» **Data provided**
-- Begin --

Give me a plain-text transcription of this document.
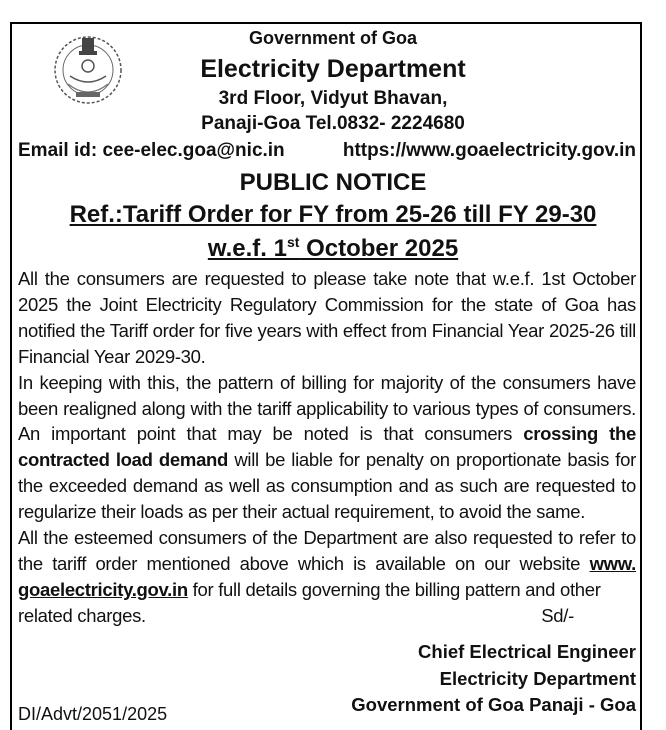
Government of Goa
Electricity Department
3rd Floor, Vidyut Bhavan,
Panaji-Goa Tel.0832- 2224680
Email id: cee-elec.goa@nic.in	https://www.goaelectricity.gov.in
PUBLIC NOTICE
Ref.:Tariff Order for FY from 25-26 till FY 29-30
w.e.f. 1st October 2025

All the consumers are requested to please take note that w.e.f. 1st October 2025 the Joint Electricity Regulatory Commission for the state of Goa has notified the Tariff order for five years with effect from Financial Year 2025-26 till Financial Year 2029-30.

In keeping with this, the pattern of billing for majority of the consumers have been realigned along with the tariff applicability to various types of consumers. An important point that may be noted is that consumers crossing the contracted load demand will be liable for penalty on proportionate basis for the exceeded demand as well as consumption and as such are requested to regularize their loads as per their actual requirement, to avoid the same.

All the esteemed consumers of the Department are also requested to refer to the tariff order mentioned above which is available on our website www. goaelectricity.gov.in for full details governing the billing pattern and other

related charges.	Sd/-
Chief Electrical Engineer
Electricity Department
Government of Goa Panaji - Goa
DI/Advt/2051/2025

-- End --

» **Your goal**
Show every line from the entries above in which the word "consumers" appears.

» **The solution**
All the consumers are requested to please take note that w.e.f. 1st October 2025 the Joint Electricity Regulatory Commission for the state of Goa has notified the Tariff order for five years with effect from Financial Year 2025-26 till Financial Year 2029-30.
In keeping with this, the pattern of billing for majority of the consumers have been realigned along with the tariff applicability to various types of consumers. An important point that may be noted is that consumers crossing the contracted load demand will be liable for penalty on proportionate basis for the exceeded demand as well as consumption and as such are requested to regularize their loads as per their actual requirement, to avoid the same.
All the esteemed consumers of the Department are also requested to refer to the tariff order mentioned above which is available on our website www. goaelectricity.gov.in for full details governing the billing pattern and other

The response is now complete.